__Records for the exercise__:

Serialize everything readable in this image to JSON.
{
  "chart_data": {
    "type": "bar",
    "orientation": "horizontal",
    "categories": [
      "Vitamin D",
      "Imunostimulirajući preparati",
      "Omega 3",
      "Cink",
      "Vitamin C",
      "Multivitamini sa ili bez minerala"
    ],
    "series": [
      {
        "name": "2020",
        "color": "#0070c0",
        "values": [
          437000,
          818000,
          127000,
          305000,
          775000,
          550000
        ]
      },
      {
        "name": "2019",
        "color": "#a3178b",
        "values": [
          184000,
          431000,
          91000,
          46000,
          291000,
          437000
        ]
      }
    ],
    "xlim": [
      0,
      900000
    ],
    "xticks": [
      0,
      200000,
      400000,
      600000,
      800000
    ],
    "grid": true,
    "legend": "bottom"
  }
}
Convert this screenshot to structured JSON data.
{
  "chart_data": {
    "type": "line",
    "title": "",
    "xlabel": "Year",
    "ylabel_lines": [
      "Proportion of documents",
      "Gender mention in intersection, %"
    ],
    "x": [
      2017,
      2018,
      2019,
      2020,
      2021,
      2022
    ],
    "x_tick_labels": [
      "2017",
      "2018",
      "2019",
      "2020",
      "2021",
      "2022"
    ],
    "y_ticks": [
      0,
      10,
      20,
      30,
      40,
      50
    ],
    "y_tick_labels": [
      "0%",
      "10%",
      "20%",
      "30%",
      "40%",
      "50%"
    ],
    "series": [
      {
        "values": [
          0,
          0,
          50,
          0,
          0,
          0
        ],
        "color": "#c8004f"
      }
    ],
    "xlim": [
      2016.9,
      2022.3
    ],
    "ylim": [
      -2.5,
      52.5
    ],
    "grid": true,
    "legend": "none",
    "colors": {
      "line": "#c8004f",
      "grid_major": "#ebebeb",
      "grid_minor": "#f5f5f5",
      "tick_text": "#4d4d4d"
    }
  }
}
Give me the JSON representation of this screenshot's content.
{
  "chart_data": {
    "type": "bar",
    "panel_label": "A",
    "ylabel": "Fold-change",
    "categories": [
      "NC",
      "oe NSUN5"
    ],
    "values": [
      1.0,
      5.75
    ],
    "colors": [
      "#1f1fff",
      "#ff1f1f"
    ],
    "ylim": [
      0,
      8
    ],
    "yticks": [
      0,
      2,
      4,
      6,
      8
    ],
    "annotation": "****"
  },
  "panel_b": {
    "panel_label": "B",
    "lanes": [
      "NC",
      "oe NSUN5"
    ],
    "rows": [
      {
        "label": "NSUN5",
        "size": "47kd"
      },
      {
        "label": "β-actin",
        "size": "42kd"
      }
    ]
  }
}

__Requirement__: In this exercise, repeat all entries exactly.

__Response below__:
Serialize everything readable in this image to JSON.
{
  "chart_data": {
    "type": "bar",
    "orientation": "horizontal",
    "categories": [
      "Vitamin D",
      "Imunostimulirajući preparati",
      "Omega 3",
      "Cink",
      "Vitamin C",
      "Multivitamini sa ili bez minerala"
    ],
    "series": [
      {
        "name": "2020",
        "color": "#0070c0",
        "values": [
          437000,
          818000,
          127000,
          305000,
          775000,
          550000
        ]
      },
      {
        "name": "2019",
        "color": "#a3178b",
        "values": [
          184000,
          431000,
          91000,
          46000,
          291000,
          437000
        ]
      }
    ],
    "xlim": [
      0,
      900000
    ],
    "xticks": [
      0,
      200000,
      400000,
      600000,
      800000
    ],
    "grid": true,
    "legend": "bottom"
  }
}
Convert this screenshot to structured JSON data.
{
  "chart_data": {
    "type": "line",
    "title": "",
    "xlabel": "Year",
    "ylabel_lines": [
      "Proportion of documents",
      "Gender mention in intersection, %"
    ],
    "x": [
      2017,
      2018,
      2019,
      2020,
      2021,
      2022
    ],
    "x_tick_labels": [
      "2017",
      "2018",
      "2019",
      "2020",
      "2021",
      "2022"
    ],
    "y_ticks": [
      0,
      10,
      20,
      30,
      40,
      50
    ],
    "y_tick_labels": [
      "0%",
      "10%",
      "20%",
      "30%",
      "40%",
      "50%"
    ],
    "series": [
      {
        "values": [
          0,
          0,
          50,
          0,
          0,
          0
        ],
        "color": "#c8004f"
      }
    ],
    "xlim": [
      2016.9,
      2022.3
    ],
    "ylim": [
      -2.5,
      52.5
    ],
    "grid": true,
    "legend": "none",
    "colors": {
      "line": "#c8004f",
      "grid_major": "#ebebeb",
      "grid_minor": "#f5f5f5",
      "tick_text": "#4d4d4d"
    }
  }
}
Give me the JSON representation of this screenshot's content.
{
  "chart_data": {
    "type": "bar",
    "panel_label": "A",
    "ylabel": "Fold-change",
    "categories": [
      "NC",
      "oe NSUN5"
    ],
    "values": [
      1.0,
      5.75
    ],
    "colors": [
      "#1f1fff",
      "#ff1f1f"
    ],
    "ylim": [
      0,
      8
    ],
    "yticks": [
      0,
      2,
      4,
      6,
      8
    ],
    "annotation": "****"
  },
  "panel_b": {
    "panel_label": "B",
    "lanes": [
      "NC",
      "oe NSUN5"
    ],
    "rows": [
      {
        "label": "NSUN5",
        "size": "47kd"
      },
      {
        "label": "β-actin",
        "size": "42kd"
      }
    ]
  }
}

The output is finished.